**A block of data**
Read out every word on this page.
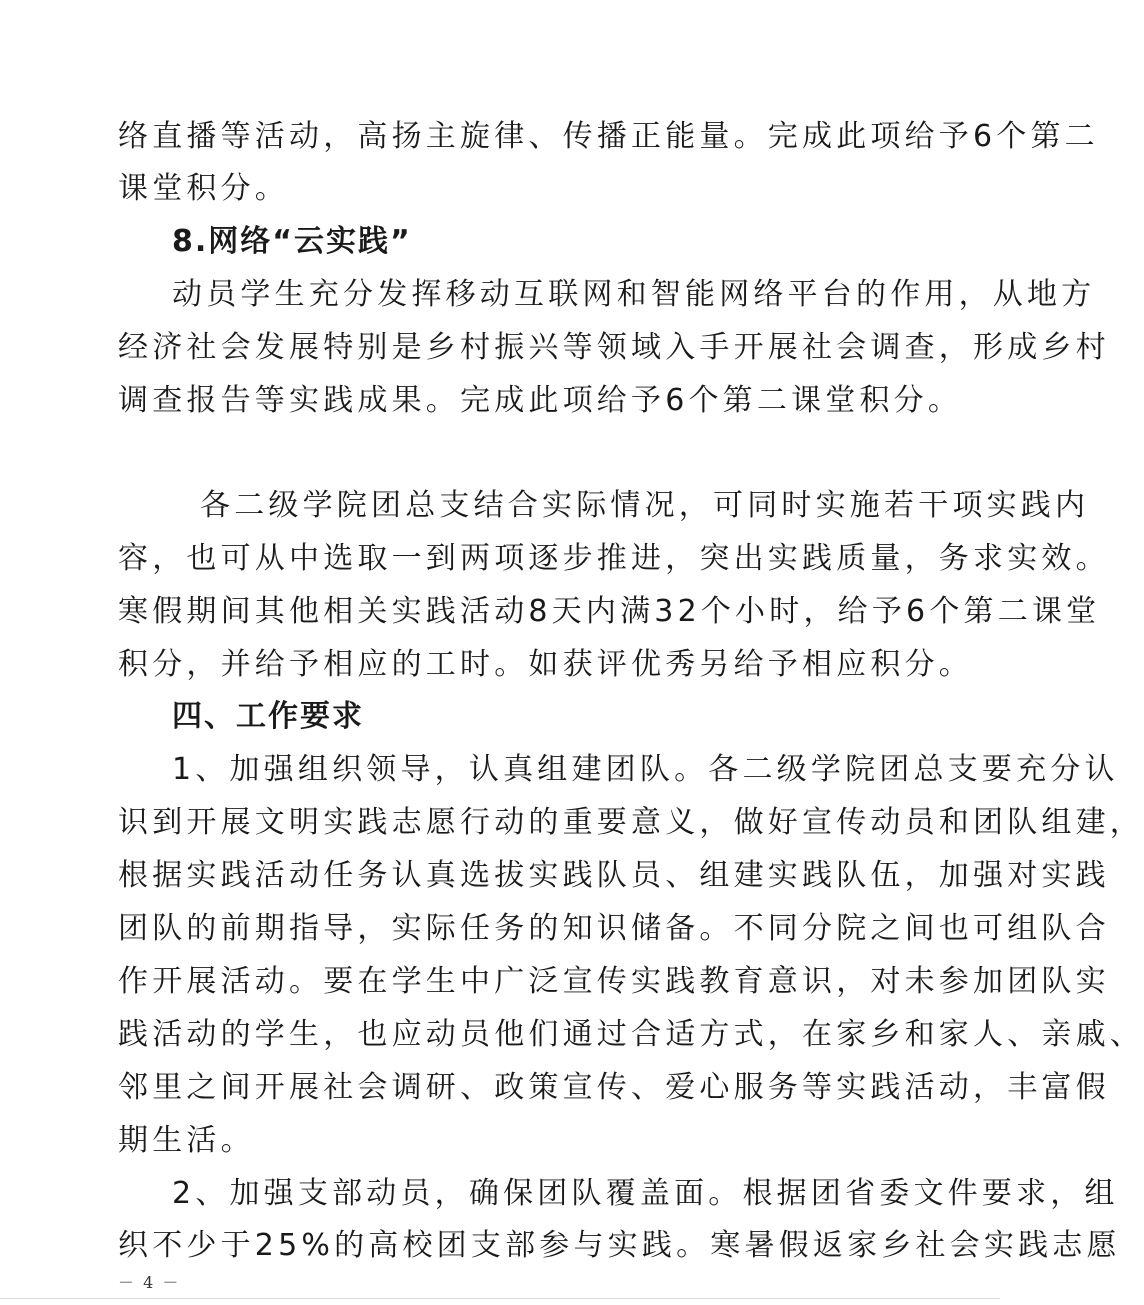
络直播等活动，高扬主旋律、传播正能量。完成此项给予6个第二
课堂积分。
8.网络“云实践”
动员学生充分发挥移动互联网和智能网络平台的作用，从地方
经济社会发展特别是乡村振兴等领域入手开展社会调查，形成乡村
调查报告等实践成果。完成此项给予6个第二课堂积分。
各二级学院团总支结合实际情况，可同时实施若干项实践内
容，也可从中选取一到两项逐步推进，突出实践质量，务求实效。
寒假期间其他相关实践活动8天内满32个小时，给予6个第二课堂
积分，并给予相应的工时。如获评优秀另给予相应积分。
四、工作要求
1、加强组织领导，认真组建团队。各二级学院团总支要充分认
识到开展文明实践志愿行动的重要意义，做好宣传动员和团队组建，
根据实践活动任务认真选拔实践队员、组建实践队伍，加强对实践
团队的前期指导，实际任务的知识储备。不同分院之间也可组队合
作开展活动。要在学生中广泛宣传实践教育意识，对未参加团队实
践活动的学生，也应动员他们通过合适方式，在家乡和家人、亲戚、
邻里之间开展社会调研、政策宣传、爱心服务等实践活动，丰富假
期生活。
2、加强支部动员，确保团队覆盖面。根据团省委文件要求，组
织不少于25%的高校团支部参与实践。寒暑假返家乡社会实践志愿
－ 4 －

**Exercise goal**
Write out every line above exactly as it is, leaving out the pictures.

**Problem solution**
Read out every word on this page.
络直播等活动，高扬主旋律、传播正能量。完成此项给予6个第二
课堂积分。
8.网络“云实践”
动员学生充分发挥移动互联网和智能网络平台的作用，从地方
经济社会发展特别是乡村振兴等领域入手开展社会调查，形成乡村
调查报告等实践成果。完成此项给予6个第二课堂积分。
各二级学院团总支结合实际情况，可同时实施若干项实践内
容，也可从中选取一到两项逐步推进，突出实践质量，务求实效。
寒假期间其他相关实践活动8天内满32个小时，给予6个第二课堂
积分，并给予相应的工时。如获评优秀另给予相应积分。
四、工作要求
1、加强组织领导，认真组建团队。各二级学院团总支要充分认
识到开展文明实践志愿行动的重要意义，做好宣传动员和团队组建，
根据实践活动任务认真选拔实践队员、组建实践队伍，加强对实践
团队的前期指导，实际任务的知识储备。不同分院之间也可组队合
作开展活动。要在学生中广泛宣传实践教育意识，对未参加团队实
践活动的学生，也应动员他们通过合适方式，在家乡和家人、亲戚、
邻里之间开展社会调研、政策宣传、爱心服务等实践活动，丰富假
期生活。
2、加强支部动员，确保团队覆盖面。根据团省委文件要求，组
织不少于25%的高校团支部参与实践。寒暑假返家乡社会实践志愿
－ 4 －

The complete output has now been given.